— REQUIRED TASK —
Reproduce the listing below in its entirety. Change nothing.

— EXTRACTED MATERIAL —
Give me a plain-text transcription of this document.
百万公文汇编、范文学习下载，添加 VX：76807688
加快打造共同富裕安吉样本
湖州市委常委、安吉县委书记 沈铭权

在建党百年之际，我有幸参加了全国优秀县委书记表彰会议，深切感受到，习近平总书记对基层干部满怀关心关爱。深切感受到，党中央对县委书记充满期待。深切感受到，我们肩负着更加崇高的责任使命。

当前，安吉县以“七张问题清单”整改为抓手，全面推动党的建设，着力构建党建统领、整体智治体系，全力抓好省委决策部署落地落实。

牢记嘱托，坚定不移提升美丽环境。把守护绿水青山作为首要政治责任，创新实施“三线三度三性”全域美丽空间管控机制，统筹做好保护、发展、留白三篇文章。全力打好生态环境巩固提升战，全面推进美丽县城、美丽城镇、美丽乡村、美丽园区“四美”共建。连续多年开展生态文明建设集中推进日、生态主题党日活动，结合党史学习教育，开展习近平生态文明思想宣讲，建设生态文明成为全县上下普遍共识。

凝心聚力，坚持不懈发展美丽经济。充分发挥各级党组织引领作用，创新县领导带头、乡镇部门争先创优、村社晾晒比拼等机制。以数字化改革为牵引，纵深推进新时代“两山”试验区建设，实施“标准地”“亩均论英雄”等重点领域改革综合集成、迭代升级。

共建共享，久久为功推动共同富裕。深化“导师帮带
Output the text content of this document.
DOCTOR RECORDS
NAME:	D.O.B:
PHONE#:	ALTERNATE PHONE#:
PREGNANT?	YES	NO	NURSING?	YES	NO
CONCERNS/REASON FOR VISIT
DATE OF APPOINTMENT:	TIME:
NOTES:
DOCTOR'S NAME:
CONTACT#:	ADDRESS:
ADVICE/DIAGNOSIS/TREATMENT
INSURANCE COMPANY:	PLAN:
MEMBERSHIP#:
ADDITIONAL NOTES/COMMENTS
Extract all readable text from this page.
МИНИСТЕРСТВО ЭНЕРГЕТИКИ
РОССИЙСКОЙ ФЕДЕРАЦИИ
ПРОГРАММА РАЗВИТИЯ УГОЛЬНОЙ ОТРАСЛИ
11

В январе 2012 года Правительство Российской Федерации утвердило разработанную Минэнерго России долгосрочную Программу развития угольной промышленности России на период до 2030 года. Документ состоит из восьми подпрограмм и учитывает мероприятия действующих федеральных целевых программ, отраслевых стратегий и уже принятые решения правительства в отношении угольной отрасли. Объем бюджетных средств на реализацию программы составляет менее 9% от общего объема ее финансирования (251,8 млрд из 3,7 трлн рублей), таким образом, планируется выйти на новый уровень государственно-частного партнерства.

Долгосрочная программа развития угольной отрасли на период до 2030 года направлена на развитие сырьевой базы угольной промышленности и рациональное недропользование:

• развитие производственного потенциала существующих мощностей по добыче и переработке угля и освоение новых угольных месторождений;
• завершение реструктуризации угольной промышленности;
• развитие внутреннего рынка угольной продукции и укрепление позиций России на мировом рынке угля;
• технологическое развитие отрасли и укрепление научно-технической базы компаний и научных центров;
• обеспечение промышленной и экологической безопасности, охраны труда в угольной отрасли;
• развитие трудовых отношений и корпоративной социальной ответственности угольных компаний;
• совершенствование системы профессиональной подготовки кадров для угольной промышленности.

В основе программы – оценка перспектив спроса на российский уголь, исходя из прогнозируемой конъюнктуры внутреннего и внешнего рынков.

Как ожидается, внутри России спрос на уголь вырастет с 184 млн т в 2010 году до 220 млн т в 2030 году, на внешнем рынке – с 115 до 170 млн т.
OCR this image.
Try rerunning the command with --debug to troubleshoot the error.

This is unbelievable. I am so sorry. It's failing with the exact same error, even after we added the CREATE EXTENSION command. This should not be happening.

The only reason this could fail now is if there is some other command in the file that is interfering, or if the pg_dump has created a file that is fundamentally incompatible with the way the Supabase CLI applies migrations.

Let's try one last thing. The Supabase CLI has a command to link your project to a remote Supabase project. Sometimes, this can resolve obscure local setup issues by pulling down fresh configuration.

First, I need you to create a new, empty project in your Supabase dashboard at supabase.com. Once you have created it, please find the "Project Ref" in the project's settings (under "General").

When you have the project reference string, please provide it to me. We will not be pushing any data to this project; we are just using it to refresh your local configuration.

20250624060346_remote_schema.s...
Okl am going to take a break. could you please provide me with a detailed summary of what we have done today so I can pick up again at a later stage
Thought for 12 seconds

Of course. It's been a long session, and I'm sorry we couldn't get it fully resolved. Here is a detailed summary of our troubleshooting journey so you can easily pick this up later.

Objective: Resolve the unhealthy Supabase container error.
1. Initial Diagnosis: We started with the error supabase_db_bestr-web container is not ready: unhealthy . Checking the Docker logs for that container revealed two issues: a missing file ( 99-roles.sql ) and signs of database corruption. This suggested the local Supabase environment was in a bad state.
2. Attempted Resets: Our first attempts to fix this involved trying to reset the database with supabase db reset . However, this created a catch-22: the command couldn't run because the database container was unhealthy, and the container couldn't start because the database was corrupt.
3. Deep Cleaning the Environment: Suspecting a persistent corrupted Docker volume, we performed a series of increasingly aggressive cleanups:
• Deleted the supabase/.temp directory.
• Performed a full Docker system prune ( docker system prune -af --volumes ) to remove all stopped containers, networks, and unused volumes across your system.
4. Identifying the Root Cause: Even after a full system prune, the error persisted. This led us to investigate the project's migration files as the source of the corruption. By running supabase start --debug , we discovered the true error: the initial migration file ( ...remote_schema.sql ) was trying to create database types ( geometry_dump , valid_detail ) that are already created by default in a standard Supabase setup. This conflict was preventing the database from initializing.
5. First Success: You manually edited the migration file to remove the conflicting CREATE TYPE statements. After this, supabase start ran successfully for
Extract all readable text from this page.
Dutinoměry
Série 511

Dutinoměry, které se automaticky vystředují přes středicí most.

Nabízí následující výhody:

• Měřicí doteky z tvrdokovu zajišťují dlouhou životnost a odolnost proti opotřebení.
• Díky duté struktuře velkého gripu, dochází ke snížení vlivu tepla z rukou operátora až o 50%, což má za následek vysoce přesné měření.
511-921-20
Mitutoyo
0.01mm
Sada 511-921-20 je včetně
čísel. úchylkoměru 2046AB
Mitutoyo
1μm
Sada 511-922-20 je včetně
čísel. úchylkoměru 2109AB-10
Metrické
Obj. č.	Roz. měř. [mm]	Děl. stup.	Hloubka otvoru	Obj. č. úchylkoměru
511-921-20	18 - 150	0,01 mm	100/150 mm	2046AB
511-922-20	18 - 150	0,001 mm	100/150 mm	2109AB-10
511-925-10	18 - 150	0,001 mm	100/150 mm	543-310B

— WRITTEN RESPONSE —
Give me a plain-text transcription of this document.
百万公文汇编、范文学习下载，添加 VX：76807688
加快打造共同富裕安吉样本
湖州市委常委、安吉县委书记 沈铭权

在建党百年之际，我有幸参加了全国优秀县委书记表彰会议，深切感受到，习近平总书记对基层干部满怀关心关爱。深切感受到，党中央对县委书记充满期待。深切感受到，我们肩负着更加崇高的责任使命。

当前，安吉县以“七张问题清单”整改为抓手，全面推动党的建设，着力构建党建统领、整体智治体系，全力抓好省委决策部署落地落实。

牢记嘱托，坚定不移提升美丽环境。把守护绿水青山作为首要政治责任，创新实施“三线三度三性”全域美丽空间管控机制，统筹做好保护、发展、留白三篇文章。全力打好生态环境巩固提升战，全面推进美丽县城、美丽城镇、美丽乡村、美丽园区“四美”共建。连续多年开展生态文明建设集中推进日、生态主题党日活动，结合党史学习教育，开展习近平生态文明思想宣讲，建设生态文明成为全县上下普遍共识。

凝心聚力，坚持不懈发展美丽经济。充分发挥各级党组织引领作用，创新县领导带头、乡镇部门争先创优、村社晾晒比拼等机制。以数字化改革为牵引，纵深推进新时代“两山”试验区建设，实施“标准地”“亩均论英雄”等重点领域改革综合集成、迭代升级。

共建共享，久久为功推动共同富裕。深化“导师帮带
Output the text content of this document.
DOCTOR RECORDS
NAME:	D.O.B:
PHONE#:	ALTERNATE PHONE#:
PREGNANT?	YES	NO	NURSING?	YES	NO
CONCERNS/REASON FOR VISIT
DATE OF APPOINTMENT:	TIME:
NOTES:
DOCTOR'S NAME:
CONTACT#:	ADDRESS:
ADVICE/DIAGNOSIS/TREATMENT
INSURANCE COMPANY:	PLAN:
MEMBERSHIP#:
ADDITIONAL NOTES/COMMENTS
Extract all readable text from this page.
МИНИСТЕРСТВО ЭНЕРГЕТИКИ
РОССИЙСКОЙ ФЕДЕРАЦИИ
ПРОГРАММА РАЗВИТИЯ УГОЛЬНОЙ ОТРАСЛИ
11

В январе 2012 года Правительство Российской Федерации утвердило разработанную Минэнерго России долгосрочную Программу развития угольной промышленности России на период до 2030 года. Документ состоит из восьми подпрограмм и учитывает мероприятия действующих федеральных целевых программ, отраслевых стратегий и уже принятые решения правительства в отношении угольной отрасли. Объем бюджетных средств на реализацию программы составляет менее 9% от общего объема ее финансирования (251,8 млрд из 3,7 трлн рублей), таким образом, планируется выйти на новый уровень государственно-частного партнерства.

Долгосрочная программа развития угольной отрасли на период до 2030 года направлена на развитие сырьевой базы угольной промышленности и рациональное недропользование:

• развитие производственного потенциала существующих мощностей по добыче и переработке угля и освоение новых угольных месторождений;
• завершение реструктуризации угольной промышленности;
• развитие внутреннего рынка угольной продукции и укрепление позиций России на мировом рынке угля;
• технологическое развитие отрасли и укрепление научно-технической базы компаний и научных центров;
• обеспечение промышленной и экологической безопасности, охраны труда в угольной отрасли;
• развитие трудовых отношений и корпоративной социальной ответственности угольных компаний;
• совершенствование системы профессиональной подготовки кадров для угольной промышленности.

В основе программы – оценка перспектив спроса на российский уголь, исходя из прогнозируемой конъюнктуры внутреннего и внешнего рынков.

Как ожидается, внутри России спрос на уголь вырастет с 184 млн т в 2010 году до 220 млн т в 2030 году, на внешнем рынке – с 115 до 170 млн т.
OCR this image.
Try rerunning the command with --debug to troubleshoot the error.

This is unbelievable. I am so sorry. It's failing with the exact same error, even after we added the CREATE EXTENSION command. This should not be happening.

The only reason this could fail now is if there is some other command in the file that is interfering, or if the pg_dump has created a file that is fundamentally incompatible with the way the Supabase CLI applies migrations.

Let's try one last thing. The Supabase CLI has a command to link your project to a remote Supabase project. Sometimes, this can resolve obscure local setup issues by pulling down fresh configuration.

First, I need you to create a new, empty project in your Supabase dashboard at supabase.com. Once you have created it, please find the "Project Ref" in the project's settings (under "General").

When you have the project reference string, please provide it to me. We will not be pushing any data to this project; we are just using it to refresh your local configuration.

20250624060346_remote_schema.s...
Okl am going to take a break. could you please provide me with a detailed summary of what we have done today so I can pick up again at a later stage
Thought for 12 seconds

Of course. It's been a long session, and I'm sorry we couldn't get it fully resolved. Here is a detailed summary of our troubleshooting journey so you can easily pick this up later.

Objective: Resolve the unhealthy Supabase container error.
1. Initial Diagnosis: We started with the error supabase_db_bestr-web container is not ready: unhealthy . Checking the Docker logs for that container revealed two issues: a missing file ( 99-roles.sql ) and signs of database corruption. This suggested the local Supabase environment was in a bad state.
2. Attempted Resets: Our first attempts to fix this involved trying to reset the database with supabase db reset . However, this created a catch-22: the command couldn't run because the database container was unhealthy, and the container couldn't start because the database was corrupt.
3. Deep Cleaning the Environment: Suspecting a persistent corrupted Docker volume, we performed a series of increasingly aggressive cleanups:
• Deleted the supabase/.temp directory.
• Performed a full Docker system prune ( docker system prune -af --volumes ) to remove all stopped containers, networks, and unused volumes across your system.
4. Identifying the Root Cause: Even after a full system prune, the error persisted. This led us to investigate the project's migration files as the source of the corruption. By running supabase start --debug , we discovered the true error: the initial migration file ( ...remote_schema.sql ) was trying to create database types ( geometry_dump , valid_detail ) that are already created by default in a standard Supabase setup. This conflict was preventing the database from initializing.
5. First Success: You manually edited the migration file to remove the conflicting CREATE TYPE statements. After this, supabase start ran successfully for
Extract all readable text from this page.
Dutinoměry
Série 511

Dutinoměry, které se automaticky vystředují přes středicí most.

Nabízí následující výhody:

• Měřicí doteky z tvrdokovu zajišťují dlouhou životnost a odolnost proti opotřebení.
• Díky duté struktuře velkého gripu, dochází ke snížení vlivu tepla z rukou operátora až o 50%, což má za následek vysoce přesné měření.
511-921-20
Mitutoyo
0.01mm
Sada 511-921-20 je včetně
čísel. úchylkoměru 2046AB
Mitutoyo
1μm
Sada 511-922-20 je včetně
čísel. úchylkoměru 2109AB-10
Metrické
Obj. č.	Roz. měř. [mm]	Děl. stup.	Hloubka otvoru	Obj. č. úchylkoměru
511-921-20	18 - 150	0,01 mm	100/150 mm	2046AB
511-922-20	18 - 150	0,001 mm	100/150 mm	2109AB-10
511-925-10	18 - 150	0,001 mm	100/150 mm	543-310B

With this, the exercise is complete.